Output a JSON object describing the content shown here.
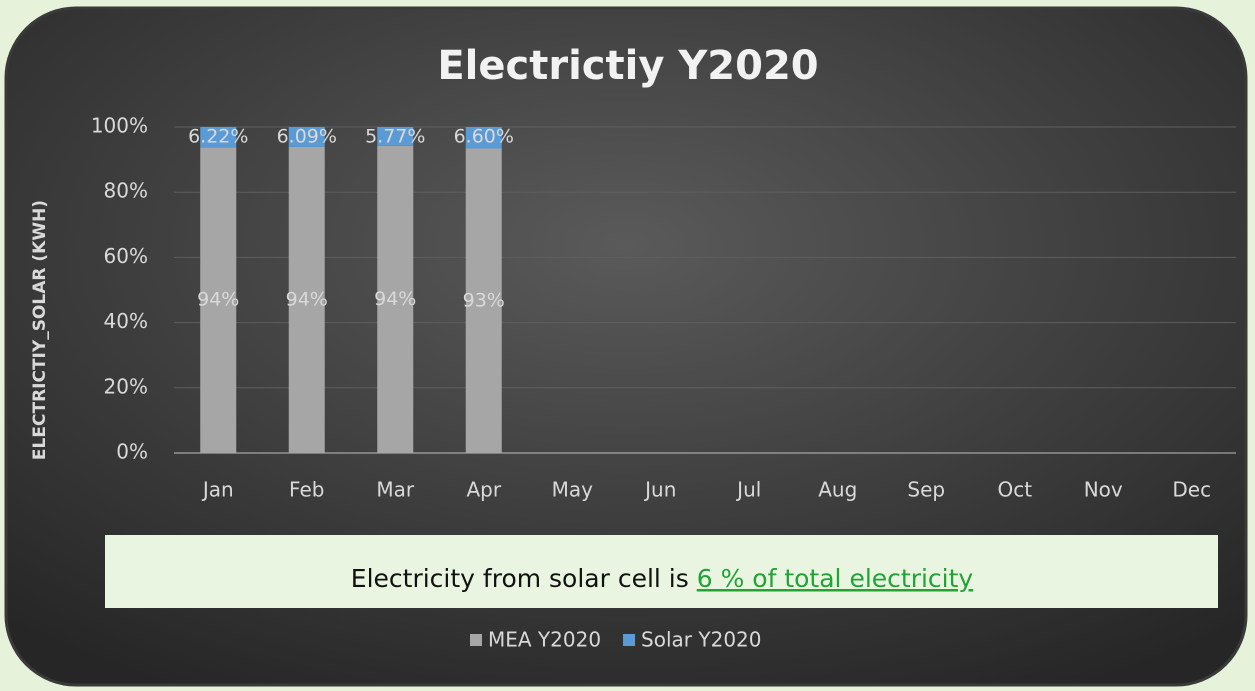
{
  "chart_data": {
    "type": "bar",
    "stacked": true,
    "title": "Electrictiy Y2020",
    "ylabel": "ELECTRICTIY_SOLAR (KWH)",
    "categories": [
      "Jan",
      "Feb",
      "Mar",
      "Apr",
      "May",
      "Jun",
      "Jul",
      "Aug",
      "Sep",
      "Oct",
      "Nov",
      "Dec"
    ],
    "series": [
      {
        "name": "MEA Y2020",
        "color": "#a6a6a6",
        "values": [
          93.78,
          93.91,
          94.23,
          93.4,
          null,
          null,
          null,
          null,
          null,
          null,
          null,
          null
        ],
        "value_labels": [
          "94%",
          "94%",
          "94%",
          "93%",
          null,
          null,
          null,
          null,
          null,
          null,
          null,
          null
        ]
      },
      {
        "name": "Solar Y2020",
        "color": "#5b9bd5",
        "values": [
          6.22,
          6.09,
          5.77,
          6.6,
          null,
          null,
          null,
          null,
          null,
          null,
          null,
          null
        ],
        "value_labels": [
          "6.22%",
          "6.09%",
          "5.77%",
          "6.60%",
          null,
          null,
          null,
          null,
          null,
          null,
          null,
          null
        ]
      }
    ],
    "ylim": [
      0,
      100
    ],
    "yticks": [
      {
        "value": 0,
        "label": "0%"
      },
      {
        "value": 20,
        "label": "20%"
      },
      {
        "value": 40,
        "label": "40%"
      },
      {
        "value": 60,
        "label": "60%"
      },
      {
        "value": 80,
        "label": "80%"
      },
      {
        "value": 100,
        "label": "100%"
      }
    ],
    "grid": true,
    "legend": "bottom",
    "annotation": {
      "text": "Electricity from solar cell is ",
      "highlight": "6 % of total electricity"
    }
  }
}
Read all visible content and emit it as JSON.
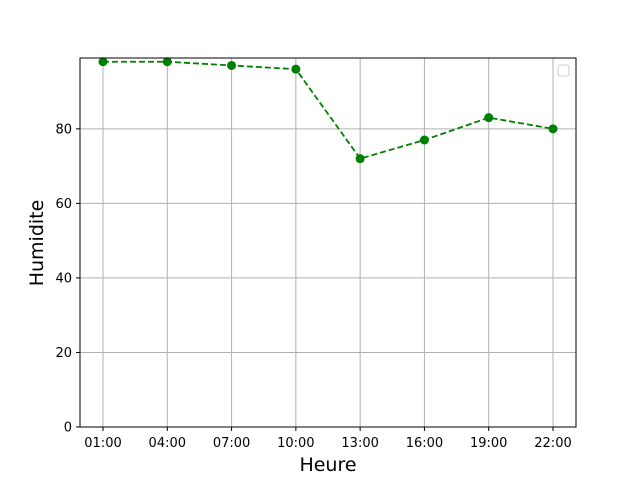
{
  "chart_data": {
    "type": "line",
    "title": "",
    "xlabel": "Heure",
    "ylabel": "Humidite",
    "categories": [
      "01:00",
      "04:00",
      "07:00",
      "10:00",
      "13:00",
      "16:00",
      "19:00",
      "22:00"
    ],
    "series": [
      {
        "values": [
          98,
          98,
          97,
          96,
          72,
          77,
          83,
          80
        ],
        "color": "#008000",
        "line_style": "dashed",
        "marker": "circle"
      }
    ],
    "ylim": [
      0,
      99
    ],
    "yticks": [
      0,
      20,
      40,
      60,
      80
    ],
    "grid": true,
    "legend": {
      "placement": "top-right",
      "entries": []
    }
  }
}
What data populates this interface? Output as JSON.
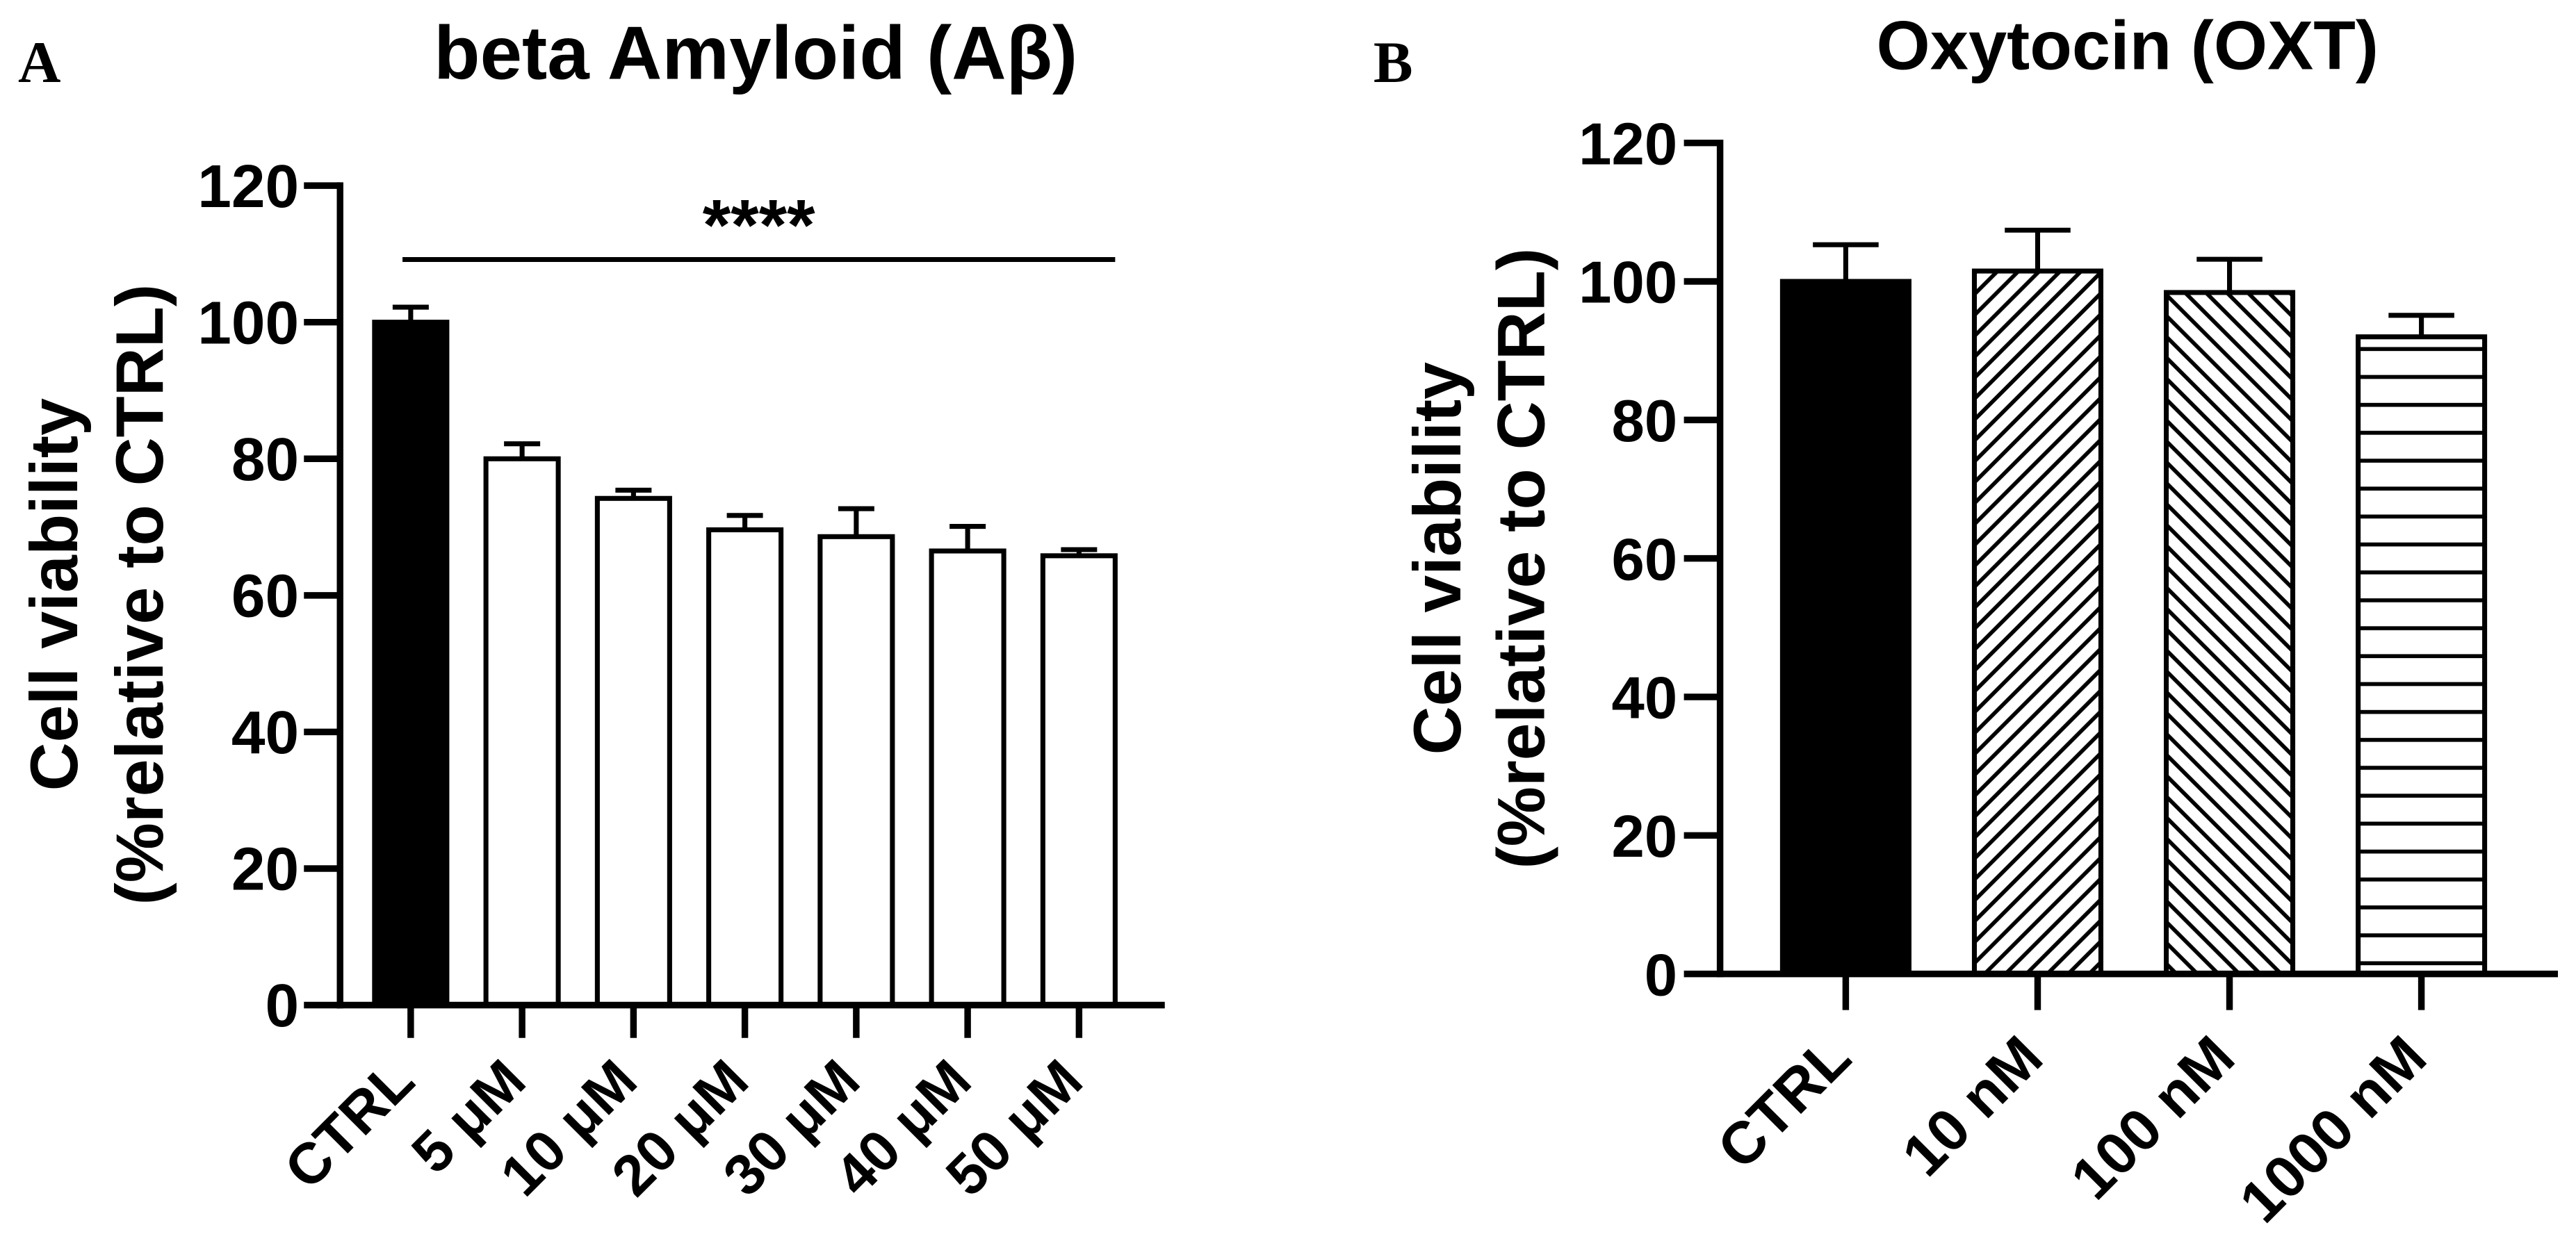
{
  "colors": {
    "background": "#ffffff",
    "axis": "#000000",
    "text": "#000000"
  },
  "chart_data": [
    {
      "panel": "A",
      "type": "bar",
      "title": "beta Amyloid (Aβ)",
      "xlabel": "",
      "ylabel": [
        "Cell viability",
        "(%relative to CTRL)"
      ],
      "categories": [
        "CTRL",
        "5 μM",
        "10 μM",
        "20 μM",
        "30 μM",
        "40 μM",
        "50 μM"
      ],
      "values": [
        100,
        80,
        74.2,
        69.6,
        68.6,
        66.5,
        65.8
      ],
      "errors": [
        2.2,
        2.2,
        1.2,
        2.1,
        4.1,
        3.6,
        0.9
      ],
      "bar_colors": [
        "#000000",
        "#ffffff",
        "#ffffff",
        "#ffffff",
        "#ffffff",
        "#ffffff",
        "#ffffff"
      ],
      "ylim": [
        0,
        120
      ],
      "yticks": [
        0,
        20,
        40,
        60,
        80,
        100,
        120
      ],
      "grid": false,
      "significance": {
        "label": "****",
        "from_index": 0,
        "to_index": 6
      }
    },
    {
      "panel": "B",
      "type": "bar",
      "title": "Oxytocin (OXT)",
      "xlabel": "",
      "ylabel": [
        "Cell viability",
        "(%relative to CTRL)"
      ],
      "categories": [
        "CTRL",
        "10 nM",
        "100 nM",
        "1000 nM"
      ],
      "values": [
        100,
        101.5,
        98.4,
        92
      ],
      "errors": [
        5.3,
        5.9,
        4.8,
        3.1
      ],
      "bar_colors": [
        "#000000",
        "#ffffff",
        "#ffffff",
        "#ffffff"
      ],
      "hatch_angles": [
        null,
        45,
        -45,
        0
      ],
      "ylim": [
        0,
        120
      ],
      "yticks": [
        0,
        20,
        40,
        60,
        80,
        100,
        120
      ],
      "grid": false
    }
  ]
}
****************
Exercise instructions:
Pictures in the data above should not be copied; transcribe everything else exactly.

Result for this task:
Output a JSON object describing the content shown here.
{
  "chart_data": {
    "type": "bar",
    "stacked": true,
    "title": "Electrictiy Y2020",
    "ylabel": "ELECTRICTIY_SOLAR (KWH)",
    "categories": [
      "Jan",
      "Feb",
      "Mar",
      "Apr",
      "May",
      "Jun",
      "Jul",
      "Aug",
      "Sep",
      "Oct",
      "Nov",
      "Dec"
    ],
    "series": [
      {
        "name": "MEA Y2020",
        "color": "#a6a6a6",
        "values": [
          93.78,
          93.91,
          94.23,
          93.4,
          null,
          null,
          null,
          null,
          null,
          null,
          null,
          null
        ],
        "value_labels": [
          "94%",
          "94%",
          "94%",
          "93%",
          null,
          null,
          null,
          null,
          null,
          null,
          null,
          null
        ]
      },
      {
        "name": "Solar Y2020",
        "color": "#5b9bd5",
        "values": [
          6.22,
          6.09,
          5.77,
          6.6,
          null,
          null,
          null,
          null,
          null,
          null,
          null,
          null
        ],
        "value_labels": [
          "6.22%",
          "6.09%",
          "5.77%",
          "6.60%",
          null,
          null,
          null,
          null,
          null,
          null,
          null,
          null
        ]
      }
    ],
    "ylim": [
      0,
      100
    ],
    "yticks": [
      {
        "value": 0,
        "label": "0%"
      },
      {
        "value": 20,
        "label": "20%"
      },
      {
        "value": 40,
        "label": "40%"
      },
      {
        "value": 60,
        "label": "60%"
      },
      {
        "value": 80,
        "label": "80%"
      },
      {
        "value": 100,
        "label": "100%"
      }
    ],
    "grid": true,
    "legend": "bottom",
    "annotation": {
      "text": "Electricity from solar cell is ",
      "highlight": "6 % of total electricity"
    }
  }
}
Read all visible content and emit it as JSON.
{
  "chart_data": {
    "type": "line",
    "title": "",
    "xlabel": "Heure",
    "ylabel": "Humidite",
    "categories": [
      "01:00",
      "04:00",
      "07:00",
      "10:00",
      "13:00",
      "16:00",
      "19:00",
      "22:00"
    ],
    "series": [
      {
        "values": [
          98,
          98,
          97,
          96,
          72,
          77,
          83,
          80
        ],
        "color": "#008000",
        "line_style": "dashed",
        "marker": "circle"
      }
    ],
    "ylim": [
      0,
      99
    ],
    "yticks": [
      0,
      20,
      40,
      60,
      80
    ],
    "grid": true,
    "legend": {
      "placement": "top-right",
      "entries": []
    }
  }
}
What data populates this interface? Output as JSON.
{
  "colors": {
    "background": "#ffffff",
    "axis": "#000000",
    "text": "#000000"
  },
  "chart_data": [
    {
      "panel": "A",
      "type": "bar",
      "title": "beta Amyloid (Aβ)",
      "xlabel": "",
      "ylabel": [
        "Cell viability",
        "(%relative to CTRL)"
      ],
      "categories": [
        "CTRL",
        "5 μM",
        "10 μM",
        "20 μM",
        "30 μM",
        "40 μM",
        "50 μM"
      ],
      "values": [
        100,
        80,
        74.2,
        69.6,
        68.6,
        66.5,
        65.8
      ],
      "errors": [
        2.2,
        2.2,
        1.2,
        2.1,
        4.1,
        3.6,
        0.9
      ],
      "bar_colors": [
        "#000000",
        "#ffffff",
        "#ffffff",
        "#ffffff",
        "#ffffff",
        "#ffffff",
        "#ffffff"
      ],
      "ylim": [
        0,
        120
      ],
      "yticks": [
        0,
        20,
        40,
        60,
        80,
        100,
        120
      ],
      "grid": false,
      "significance": {
        "label": "****",
        "from_index": 0,
        "to_index": 6
      }
    },
    {
      "panel": "B",
      "type": "bar",
      "title": "Oxytocin (OXT)",
      "xlabel": "",
      "ylabel": [
        "Cell viability",
        "(%relative to CTRL)"
      ],
      "categories": [
        "CTRL",
        "10 nM",
        "100 nM",
        "1000 nM"
      ],
      "values": [
        100,
        101.5,
        98.4,
        92
      ],
      "errors": [
        5.3,
        5.9,
        4.8,
        3.1
      ],
      "bar_colors": [
        "#000000",
        "#ffffff",
        "#ffffff",
        "#ffffff"
      ],
      "hatch_angles": [
        null,
        45,
        -45,
        0
      ],
      "ylim": [
        0,
        120
      ],
      "yticks": [
        0,
        20,
        40,
        60,
        80,
        100,
        120
      ],
      "grid": false
    }
  ]
}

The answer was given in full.